(Page transcription records)
---------------

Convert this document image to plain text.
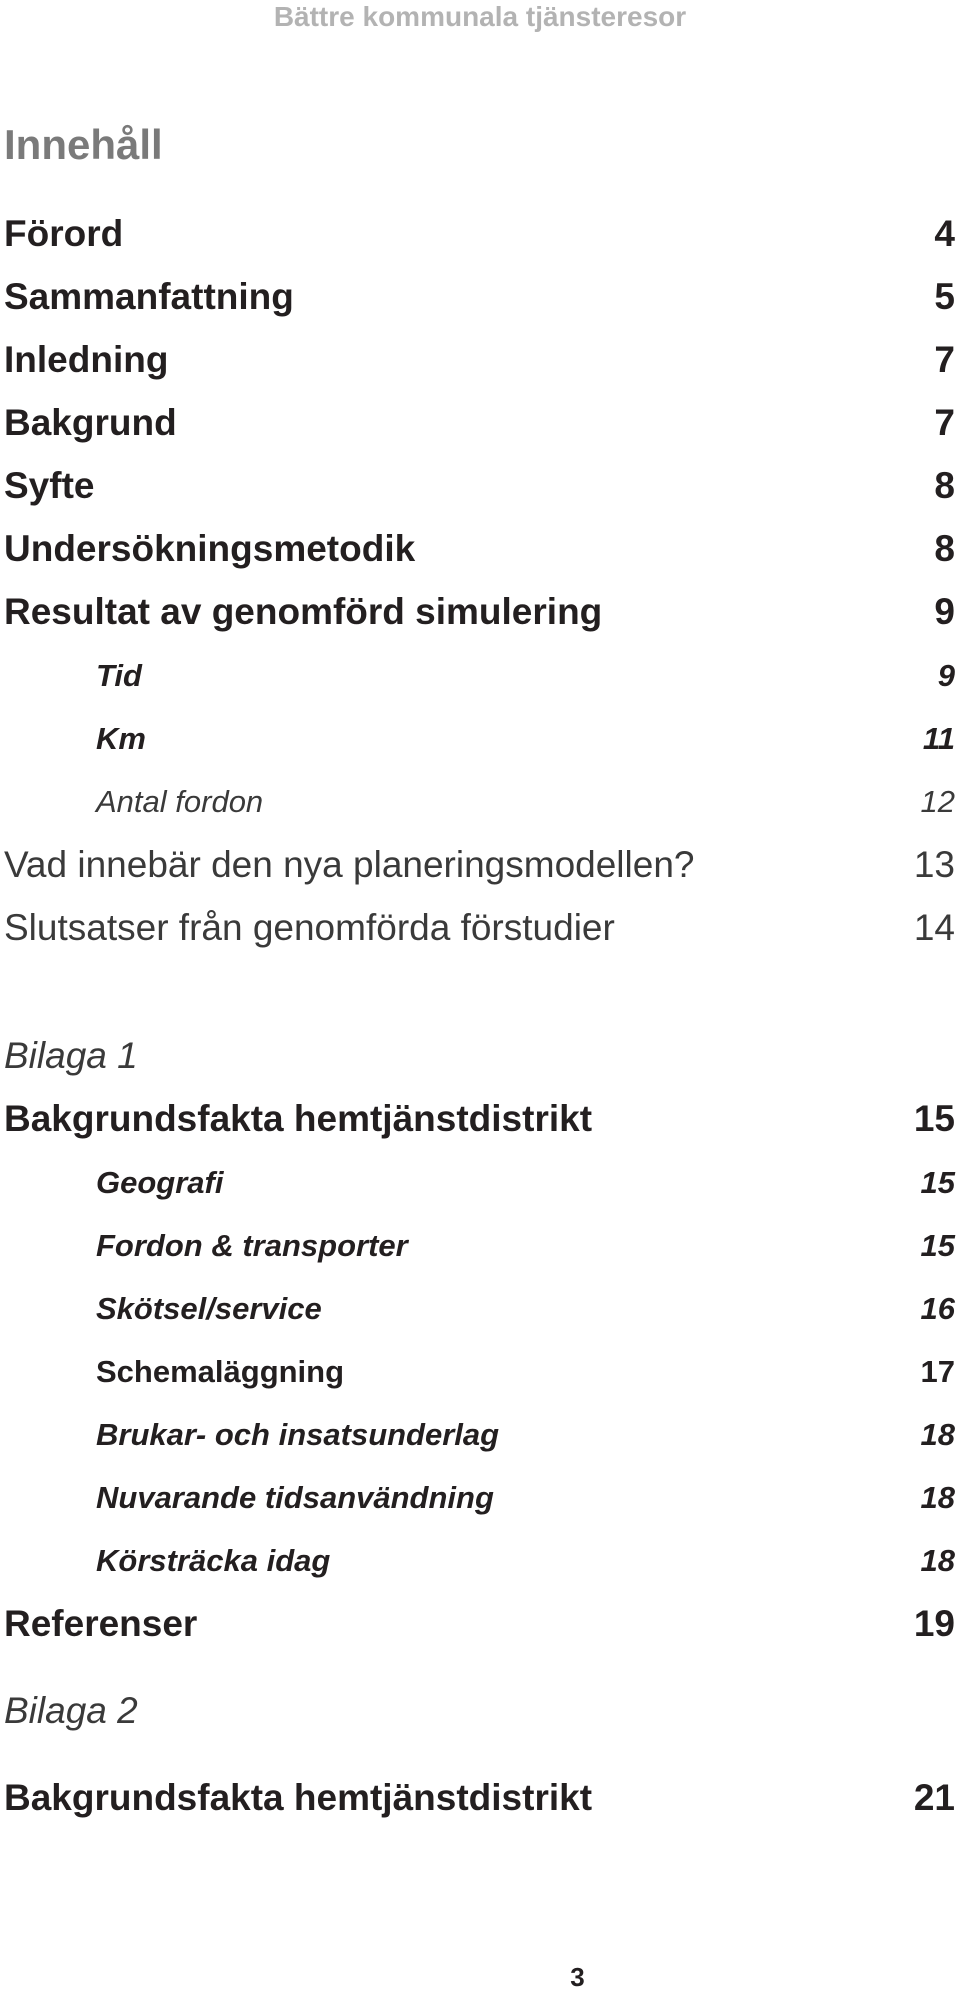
Bättre kommunala tjänsteresor
Innehåll
Förord	4
Sammanfattning	5
Inledning	7
Bakgrund	7
Syfte	8
Undersökningsmetodik	8
Resultat av genomförd simulering	9
Tid	9
Km	11
Antal fordon	12
Vad innebär den nya planeringsmodellen?	13
Slutsatser från genomförda förstudier	14
Bilaga 1
Bakgrundsfakta hemtjänstdistrikt	15
Geografi	15
Fordon & transporter	15
Skötsel/service	16
Schemaläggning	17
Brukar- och insatsunderlag	18
Nuvarande tidsanvändning	18
Körsträcka idag	18
Referenser	19
Bilaga 2
Bakgrundsfakta hemtjänstdistrikt	21
3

---------------

-- About this task --
The records above are to be restated word for word, with every picture left out.

-- Task result --
Convert this document image to plain text.
Bättre kommunala tjänsteresor
Innehåll
Förord	4
Sammanfattning	5
Inledning	7
Bakgrund	7
Syfte	8
Undersökningsmetodik	8
Resultat av genomförd simulering	9
Tid	9
Km	11
Antal fordon	12
Vad innebär den nya planeringsmodellen?	13
Slutsatser från genomförda förstudier	14
Bilaga 1
Bakgrundsfakta hemtjänstdistrikt	15
Geografi	15
Fordon & transporter	15
Skötsel/service	16
Schemaläggning	17
Brukar- och insatsunderlag	18
Nuvarande tidsanvändning	18
Körsträcka idag	18
Referenser	19
Bilaga 2
Bakgrundsfakta hemtjänstdistrikt	21
3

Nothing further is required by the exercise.